(Items from a dataset)
•••

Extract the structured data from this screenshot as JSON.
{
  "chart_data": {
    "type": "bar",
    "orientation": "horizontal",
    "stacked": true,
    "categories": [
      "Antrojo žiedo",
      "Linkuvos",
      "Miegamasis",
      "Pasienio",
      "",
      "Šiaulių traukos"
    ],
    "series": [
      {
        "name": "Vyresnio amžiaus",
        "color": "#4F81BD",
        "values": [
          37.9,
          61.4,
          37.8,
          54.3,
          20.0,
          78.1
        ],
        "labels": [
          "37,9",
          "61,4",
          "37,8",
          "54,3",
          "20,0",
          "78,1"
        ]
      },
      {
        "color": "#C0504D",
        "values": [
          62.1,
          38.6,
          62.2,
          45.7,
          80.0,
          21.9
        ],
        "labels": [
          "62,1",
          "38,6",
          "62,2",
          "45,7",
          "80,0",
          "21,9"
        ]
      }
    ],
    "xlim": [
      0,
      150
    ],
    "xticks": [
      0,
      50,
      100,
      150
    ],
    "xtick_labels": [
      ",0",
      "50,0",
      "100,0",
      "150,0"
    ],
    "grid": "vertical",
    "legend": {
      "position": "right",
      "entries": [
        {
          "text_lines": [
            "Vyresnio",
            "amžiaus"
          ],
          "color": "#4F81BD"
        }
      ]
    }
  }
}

•••

**Given exercise**. Transcribe all lines as written.

**Task result**.
Extract the structured data from this screenshot as JSON.
{
  "chart_data": {
    "type": "bar",
    "orientation": "horizontal",
    "stacked": true,
    "categories": [
      "Antrojo žiedo",
      "Linkuvos",
      "Miegamasis",
      "Pasienio",
      "",
      "Šiaulių traukos"
    ],
    "series": [
      {
        "name": "Vyresnio amžiaus",
        "color": "#4F81BD",
        "values": [
          37.9,
          61.4,
          37.8,
          54.3,
          20.0,
          78.1
        ],
        "labels": [
          "37,9",
          "61,4",
          "37,8",
          "54,3",
          "20,0",
          "78,1"
        ]
      },
      {
        "color": "#C0504D",
        "values": [
          62.1,
          38.6,
          62.2,
          45.7,
          80.0,
          21.9
        ],
        "labels": [
          "62,1",
          "38,6",
          "62,2",
          "45,7",
          "80,0",
          "21,9"
        ]
      }
    ],
    "xlim": [
      0,
      150
    ],
    "xticks": [
      0,
      50,
      100,
      150
    ],
    "xtick_labels": [
      ",0",
      "50,0",
      "100,0",
      "150,0"
    ],
    "grid": "vertical",
    "legend": {
      "position": "right",
      "entries": [
        {
          "text_lines": [
            "Vyresnio",
            "amžiaus"
          ],
          "color": "#4F81BD"
        }
      ]
    }
  }
}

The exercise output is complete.